• Supplied records:
-------------------------

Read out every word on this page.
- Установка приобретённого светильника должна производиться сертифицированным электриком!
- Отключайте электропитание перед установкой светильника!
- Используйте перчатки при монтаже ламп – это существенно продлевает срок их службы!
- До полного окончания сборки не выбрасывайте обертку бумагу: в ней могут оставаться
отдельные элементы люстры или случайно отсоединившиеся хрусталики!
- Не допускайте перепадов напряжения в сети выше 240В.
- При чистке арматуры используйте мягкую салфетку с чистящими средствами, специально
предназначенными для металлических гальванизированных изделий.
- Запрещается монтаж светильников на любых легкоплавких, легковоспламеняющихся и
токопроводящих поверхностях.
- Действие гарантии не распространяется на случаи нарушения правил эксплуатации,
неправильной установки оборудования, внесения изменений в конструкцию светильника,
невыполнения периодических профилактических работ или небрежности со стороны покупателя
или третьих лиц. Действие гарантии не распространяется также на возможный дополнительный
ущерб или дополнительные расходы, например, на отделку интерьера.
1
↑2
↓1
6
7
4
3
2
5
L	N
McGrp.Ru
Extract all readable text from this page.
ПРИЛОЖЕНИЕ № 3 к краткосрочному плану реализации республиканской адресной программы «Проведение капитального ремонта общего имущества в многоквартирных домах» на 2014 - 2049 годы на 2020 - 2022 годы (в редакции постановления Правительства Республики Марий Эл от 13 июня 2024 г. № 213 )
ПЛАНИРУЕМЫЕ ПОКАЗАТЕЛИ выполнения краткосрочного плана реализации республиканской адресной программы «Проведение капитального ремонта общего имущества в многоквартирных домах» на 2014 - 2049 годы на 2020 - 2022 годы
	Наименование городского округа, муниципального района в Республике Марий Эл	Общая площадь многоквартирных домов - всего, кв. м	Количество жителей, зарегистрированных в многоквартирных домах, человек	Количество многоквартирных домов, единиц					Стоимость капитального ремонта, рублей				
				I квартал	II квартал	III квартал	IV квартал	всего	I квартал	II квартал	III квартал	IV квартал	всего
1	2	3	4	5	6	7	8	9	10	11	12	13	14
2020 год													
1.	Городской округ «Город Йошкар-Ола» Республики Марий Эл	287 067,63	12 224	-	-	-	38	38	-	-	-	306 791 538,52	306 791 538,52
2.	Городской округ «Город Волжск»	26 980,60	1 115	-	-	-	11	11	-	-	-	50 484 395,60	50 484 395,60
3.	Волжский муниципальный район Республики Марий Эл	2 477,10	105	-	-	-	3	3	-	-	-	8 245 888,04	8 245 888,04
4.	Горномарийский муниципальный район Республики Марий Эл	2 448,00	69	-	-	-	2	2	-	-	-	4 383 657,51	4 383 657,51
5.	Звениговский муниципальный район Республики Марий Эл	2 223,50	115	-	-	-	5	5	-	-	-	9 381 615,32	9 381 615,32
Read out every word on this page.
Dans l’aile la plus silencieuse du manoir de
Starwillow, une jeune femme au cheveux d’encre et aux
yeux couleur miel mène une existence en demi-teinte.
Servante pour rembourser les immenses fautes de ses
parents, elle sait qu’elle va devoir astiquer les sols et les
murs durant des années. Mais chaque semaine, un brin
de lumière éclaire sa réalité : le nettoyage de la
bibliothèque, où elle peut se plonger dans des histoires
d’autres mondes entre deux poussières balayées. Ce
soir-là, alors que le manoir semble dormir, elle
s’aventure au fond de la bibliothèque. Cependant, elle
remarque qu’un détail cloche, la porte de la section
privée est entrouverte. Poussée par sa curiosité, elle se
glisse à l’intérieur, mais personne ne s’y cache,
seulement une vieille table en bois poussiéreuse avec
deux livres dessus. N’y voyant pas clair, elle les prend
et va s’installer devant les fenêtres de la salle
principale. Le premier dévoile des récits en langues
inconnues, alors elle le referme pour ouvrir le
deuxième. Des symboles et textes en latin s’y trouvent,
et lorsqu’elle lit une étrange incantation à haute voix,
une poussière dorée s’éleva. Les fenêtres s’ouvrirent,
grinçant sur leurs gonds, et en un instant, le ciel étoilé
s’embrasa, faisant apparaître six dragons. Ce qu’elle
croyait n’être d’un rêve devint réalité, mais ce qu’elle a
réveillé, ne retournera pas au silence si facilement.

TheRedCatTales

-------------------------

Look through the data above. Find each line with the string "réalité" and copy it.

• Solution below:
de lumière éclaire sa réalité : le nettoyage de la
croyait n’être d’un rêve devint réalité, mais ce qu’elle a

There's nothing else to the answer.